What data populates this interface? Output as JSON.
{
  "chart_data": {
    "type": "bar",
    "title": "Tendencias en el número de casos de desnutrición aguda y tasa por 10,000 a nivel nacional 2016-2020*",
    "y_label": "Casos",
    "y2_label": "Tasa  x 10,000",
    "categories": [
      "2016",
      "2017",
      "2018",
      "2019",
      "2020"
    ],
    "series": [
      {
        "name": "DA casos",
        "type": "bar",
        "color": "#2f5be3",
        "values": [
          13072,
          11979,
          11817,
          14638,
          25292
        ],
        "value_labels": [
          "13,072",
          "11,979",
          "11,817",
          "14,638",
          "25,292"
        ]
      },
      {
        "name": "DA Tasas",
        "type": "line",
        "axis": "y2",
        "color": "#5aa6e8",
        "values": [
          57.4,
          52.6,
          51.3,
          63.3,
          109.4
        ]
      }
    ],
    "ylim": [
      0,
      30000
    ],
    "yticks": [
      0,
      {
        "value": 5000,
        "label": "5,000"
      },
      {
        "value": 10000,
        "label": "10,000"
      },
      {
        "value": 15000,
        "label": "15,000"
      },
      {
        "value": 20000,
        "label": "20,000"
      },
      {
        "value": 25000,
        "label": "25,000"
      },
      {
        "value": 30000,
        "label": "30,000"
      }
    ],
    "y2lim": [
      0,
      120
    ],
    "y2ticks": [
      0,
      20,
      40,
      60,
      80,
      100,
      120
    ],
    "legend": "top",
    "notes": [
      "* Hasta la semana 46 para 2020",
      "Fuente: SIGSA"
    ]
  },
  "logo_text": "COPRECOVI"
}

━━━━━━━━

### Task objective
Your task is to retype all of the records exactly.

### Result of this exercise
What data populates this interface? Output as JSON.
{
  "chart_data": {
    "type": "bar",
    "title": "Tendencias en el número de casos de desnutrición aguda y tasa por 10,000 a nivel nacional 2016-2020*",
    "y_label": "Casos",
    "y2_label": "Tasa  x 10,000",
    "categories": [
      "2016",
      "2017",
      "2018",
      "2019",
      "2020"
    ],
    "series": [
      {
        "name": "DA casos",
        "type": "bar",
        "color": "#2f5be3",
        "values": [
          13072,
          11979,
          11817,
          14638,
          25292
        ],
        "value_labels": [
          "13,072",
          "11,979",
          "11,817",
          "14,638",
          "25,292"
        ]
      },
      {
        "name": "DA Tasas",
        "type": "line",
        "axis": "y2",
        "color": "#5aa6e8",
        "values": [
          57.4,
          52.6,
          51.3,
          63.3,
          109.4
        ]
      }
    ],
    "ylim": [
      0,
      30000
    ],
    "yticks": [
      0,
      {
        "value": 5000,
        "label": "5,000"
      },
      {
        "value": 10000,
        "label": "10,000"
      },
      {
        "value": 15000,
        "label": "15,000"
      },
      {
        "value": 20000,
        "label": "20,000"
      },
      {
        "value": 25000,
        "label": "25,000"
      },
      {
        "value": 30000,
        "label": "30,000"
      }
    ],
    "y2lim": [
      0,
      120
    ],
    "y2ticks": [
      0,
      20,
      40,
      60,
      80,
      100,
      120
    ],
    "legend": "top",
    "notes": [
      "* Hasta la semana 46 para 2020",
      "Fuente: SIGSA"
    ]
  },
  "logo_text": "COPRECOVI"
}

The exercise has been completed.